WHAT THE TASK ASKS ::
Show every line of the records below that contains the word "Road".
═════ SUPPLIED DATA
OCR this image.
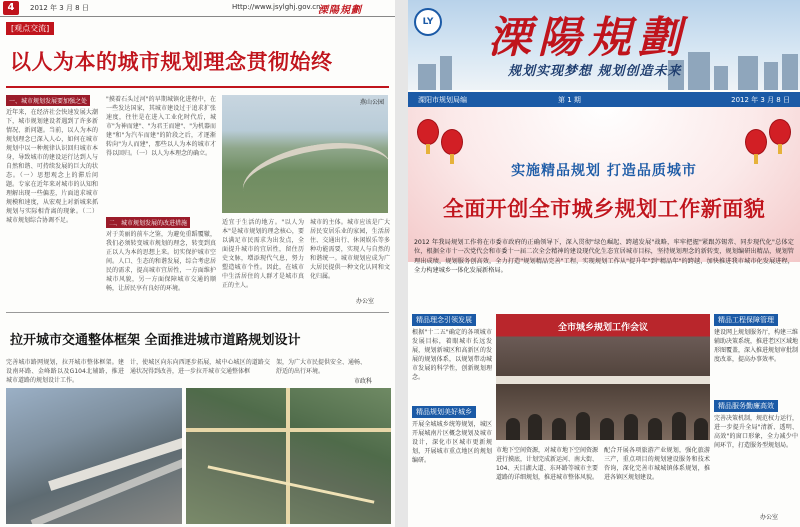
4	2012 年 3 月 8 日	Http://www.jsylghj.gov.cn
溧陽規劃
[观点交流]
以人为本的城市规划理念贯彻始终
一、城市规划发展要加强之处
近年来，在经济社会快速发展大潮下，城市规划建设者遇到了许多新情况、新问题。当前，以人为本的规划理念已深入人心，如何在城市规划中以一种规律认识回归城市本身，导致城市的建设运行达到人与自然和谐、可持续发展的巨大的状态。（一）思想观念上的滞后问题。专家在近年来对城市的认知和理解出现一些偏差，片面追求城市规模和速度，从宏观上对新城来抓规划与实际相背离的现象。（二）城市规划综合协调不足。
"摸着石头过河"的早期城镇化进程中，在一些发达国家，其城市建设过于追求扩张速度，往往是在进入工业化时代后，城市"为神而建"、"为君王而建"、"为机器而建"和"为汽车而建"的阶段之后，才逐渐转向"为人而建"，那些以人为本的城市才得以回归。（一）以人为本理念的确立。
燕山公园
二、城市规划发展的改进措施
对于美丽的前车之鉴，为避免重蹈覆辙，我们必须转变城市规划的理念，转变到真正以人为本的思想上来。切实保护城市空间。人口、生态的和谐发展，综合考虑居民的需求，提高城市宜居性，一方面维护城市风貌，另一方面保障城市交通的顺畅，让居民享有良好的环境。
适宜于生活的地方。"以人为本"是城市规划的理念核心，要以满足市民需求为出发点，全面提升城市的宜居性，留住历史文脉，增添现代气息，努力塑造城市个性。因此，在城市中生活居住的人群才是城市真正的主人。
城市的主体。城市应该是广大居民安居乐业的家园，生活居住、交通出行、休闲娱乐等多种功能需要，实现人与自然的和谐统一。城市规划应成为广大居民提供一种文化认同和文化归属。
办公室
拉开城市交通整体框架 全面推进城市道路规划设计
完善城市路网规划，拉开城市整体框架。建设南环路、金峰路以及G104北辅路，推进城市道路的规划设计工作。
计，使城区向东向西逐步拓展，城中心城区的道路交通状况得到改善，进一步拉开城市交通整体框
架，为广大市民提供安全、通畅、舒适的出行环境。
市政科
LY 溧陽規劃
规划实现梦想 规划创造未来
溧阳市规划局编	第 1 期	2012 年 3 月 8 日
实施精品规划 打造品质城市
全面开创全市城乡规划工作新面貌
2012 年我局规划工作将在市委市政府的正确领导下，深入贯彻"绿色崛起、跨越发展"战略，牢牢把握"紧跟苏锡常、同步现代化"总体定位，根据全市十一次党代会和市委十一届二次全会精神的建设现代化生态宜居城市目标，坚持规划理念的新转变，规划编研出精品，规划管理出成绩，规划服务创高效，全力打造"规划精品完善"工程，实现规划工作从"提升年"到"精品年"的跨越，加快推进我市城市化发展进程，全力构建城乡一体化发展新格局。
精品理念引领发展
根据"十二五"确定的各项城市发展目标，着眼城市长远发展，规划新城区和高新区的发展的规划体系，以规划带动城市发展的科学性，创新规划理念。
精品规划美好城乡
开展全城城乡统筹规划，城区开展城南片区概念规划及城市设计，深化市区城市更新规划，开展城市重点地区的规划编研。
全市城乡规划工作会议
市地下空间资源，对城市地下空间资源进行摸底，计划完成新运河、南大街、104、天目湖大道、东环路等城市主要道路的详细规划，推进城市整体风貌。
配合开展各项旅游产业规划，强化旅游三产，重点项目的规划建设服务和技术咨询，深化完善市城城镇体系规划，推进各镇区规划建设。
精品工程保障管理
建设网上规划服务厅，构建三维辅助决策系统，推进老区区域地形图覆盖，深入推进规划审批制度改革，提高办事效率。
精品服务勤廉高效
完善决策机制，规范权力运行，进一步提升全局"清新、透明、高效"的窗口形象，全力减少中间环节，打造服务型规划局。
办公室
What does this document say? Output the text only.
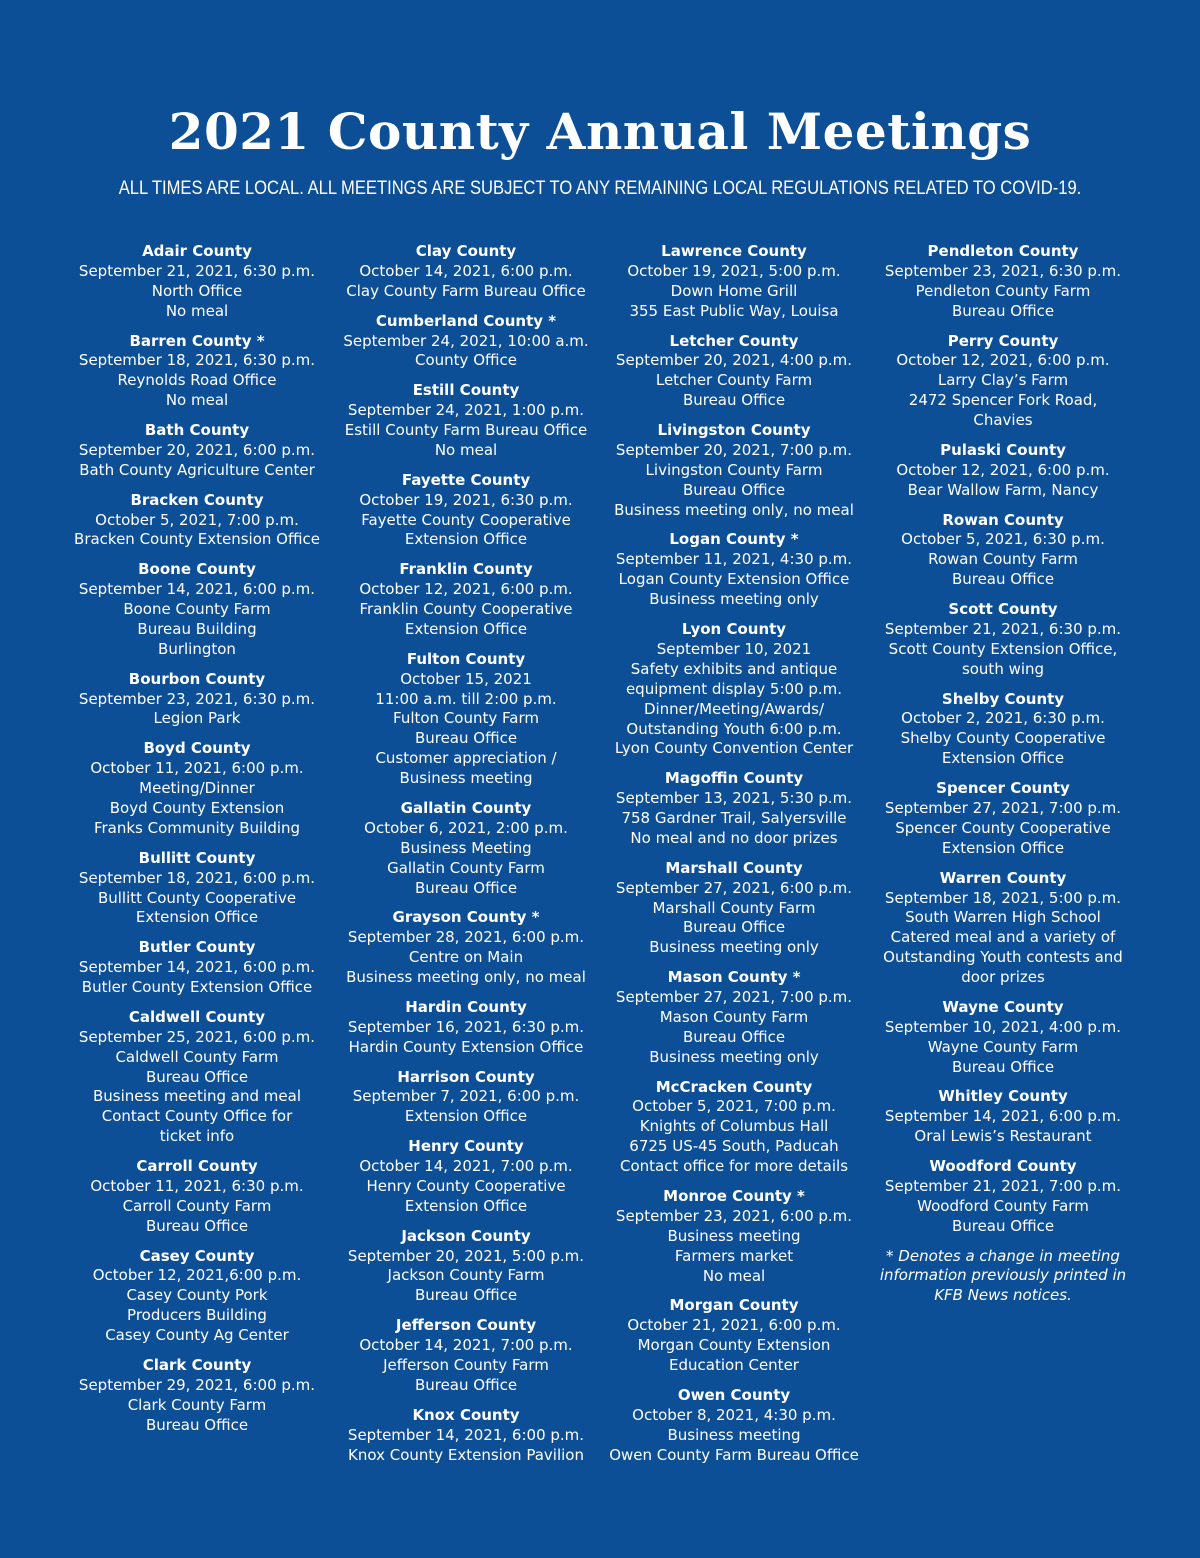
2021 County Annual Meetings

ALL TIMES ARE LOCAL. ALL MEETINGS ARE SUBJECT TO ANY REMAINING LOCAL REGULATIONS RELATED TO COVID-19.

Adair County
September 21, 2021, 6:30 p.m.
North Office
No meal
Barren County *
September 18, 2021, 6:30 p.m.
Reynolds Road Office
No meal
Bath County
September 20, 2021, 6:00 p.m.
Bath County Agriculture Center
Bracken County
October 5, 2021, 7:00 p.m.
Bracken County Extension Office
Boone County
September 14, 2021, 6:00 p.m.
Boone County Farm
Bureau Building
Burlington
Bourbon County
September 23, 2021, 6:30 p.m.
Legion Park
Boyd County
October 11, 2021, 6:00 p.m.
Meeting/Dinner
Boyd County Extension
Franks Community Building
Bullitt County
September 18, 2021, 6:00 p.m.
Bullitt County Cooperative
Extension Office
Butler County
September 14, 2021, 6:00 p.m.
Butler County Extension Office
Caldwell County
September 25, 2021, 6:00 p.m.
Caldwell County Farm
Bureau Office
Business meeting and meal
Contact County Office for
ticket info
Carroll County
October 11, 2021, 6:30 p.m.
Carroll County Farm
Bureau Office
Casey County
October 12, 2021,6:00 p.m.
Casey County Pork
Producers Building
Casey County Ag Center
Clark County
September 29, 2021, 6:00 p.m.
Clark County Farm
Bureau Office
Clay County
October 14, 2021, 6:00 p.m.
Clay County Farm Bureau Office
Cumberland County *
September 24, 2021, 10:00 a.m.
County Office
Estill County
September 24, 2021, 1:00 p.m.
Estill County Farm Bureau Office
No meal
Fayette County
October 19, 2021, 6:30 p.m.
Fayette County Cooperative
Extension Office
Franklin County
October 12, 2021, 6:00 p.m.
Franklin County Cooperative
Extension Office
Fulton County
October 15, 2021
11:00 a.m. till 2:00 p.m.
Fulton County Farm
Bureau Office
Customer appreciation /
Business meeting
Gallatin County
October 6, 2021, 2:00 p.m.
Business Meeting
Gallatin County Farm
Bureau Office
Grayson County *
September 28, 2021, 6:00 p.m.
Centre on Main
Business meeting only, no meal
Hardin County
September 16, 2021, 6:30 p.m.
Hardin County Extension Office
Harrison County
September 7, 2021, 6:00 p.m.
Extension Office
Henry County
October 14, 2021, 7:00 p.m.
Henry County Cooperative
Extension Office
Jackson County
September 20, 2021, 5:00 p.m.
Jackson County Farm
Bureau Office
Jefferson County
October 14, 2021, 7:00 p.m.
Jefferson County Farm
Bureau Office
Knox County
September 14, 2021, 6:00 p.m.
Knox County Extension Pavilion
Lawrence County
October 19, 2021, 5:00 p.m.
Down Home Grill
355 East Public Way, Louisa
Letcher County
September 20, 2021, 4:00 p.m.
Letcher County Farm
Bureau Office
Livingston County
September 20, 2021, 7:00 p.m.
Livingston County Farm
Bureau Office
Business meeting only, no meal
Logan County *
September 11, 2021, 4:30 p.m.
Logan County Extension Office
Business meeting only
Lyon County
September 10, 2021
Safety exhibits and antique
equipment display 5:00 p.m.
Dinner/Meeting/Awards/
Outstanding Youth 6:00 p.m.
Lyon County Convention Center
Magoffin County
September 13, 2021, 5:30 p.m.
758 Gardner Trail, Salyersville
No meal and no door prizes
Marshall County
September 27, 2021, 6:00 p.m.
Marshall County Farm
Bureau Office
Business meeting only
Mason County *
September 27, 2021, 7:00 p.m.
Mason County Farm
Bureau Office
Business meeting only
McCracken County
October 5, 2021, 7:00 p.m.
Knights of Columbus Hall
6725 US-45 South, Paducah
Contact office for more details
Monroe County *
September 23, 2021, 6:00 p.m.
Business meeting
Farmers market
No meal
Morgan County
October 21, 2021, 6:00 p.m.
Morgan County Extension
Education Center
Owen County
October 8, 2021, 4:30 p.m.
Business meeting
Owen County Farm Bureau Office
Pendleton County
September 23, 2021, 6:30 p.m.
Pendleton County Farm
Bureau Office
Perry County
October 12, 2021, 6:00 p.m.
Larry Clay’s Farm
2472 Spencer Fork Road,
Chavies
Pulaski County
October 12, 2021, 6:00 p.m.
Bear Wallow Farm, Nancy
Rowan County
October 5, 2021, 6:30 p.m.
Rowan County Farm
Bureau Office
Scott County
September 21, 2021, 6:30 p.m.
Scott County Extension Office,
south wing
Shelby County
October 2, 2021, 6:30 p.m.
Shelby County Cooperative
Extension Office
Spencer County
September 27, 2021, 7:00 p.m.
Spencer County Cooperative
Extension Office
Warren County
September 18, 2021, 5:00 p.m.
South Warren High School
Catered meal and a variety of
Outstanding Youth contests and
door prizes
Wayne County
September 10, 2021, 4:00 p.m.
Wayne County Farm
Bureau Office
Whitley County
September 14, 2021, 6:00 p.m.
Oral Lewis’s Restaurant
Woodford County
September 21, 2021, 7:00 p.m.
Woodford County Farm
Bureau Office
* Denotes a change in meeting
information previously printed in
KFB News notices.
══════════
SOLUTION FOR THIS TASK ::
Reynolds Road Office
2472 Spencer Fork Road,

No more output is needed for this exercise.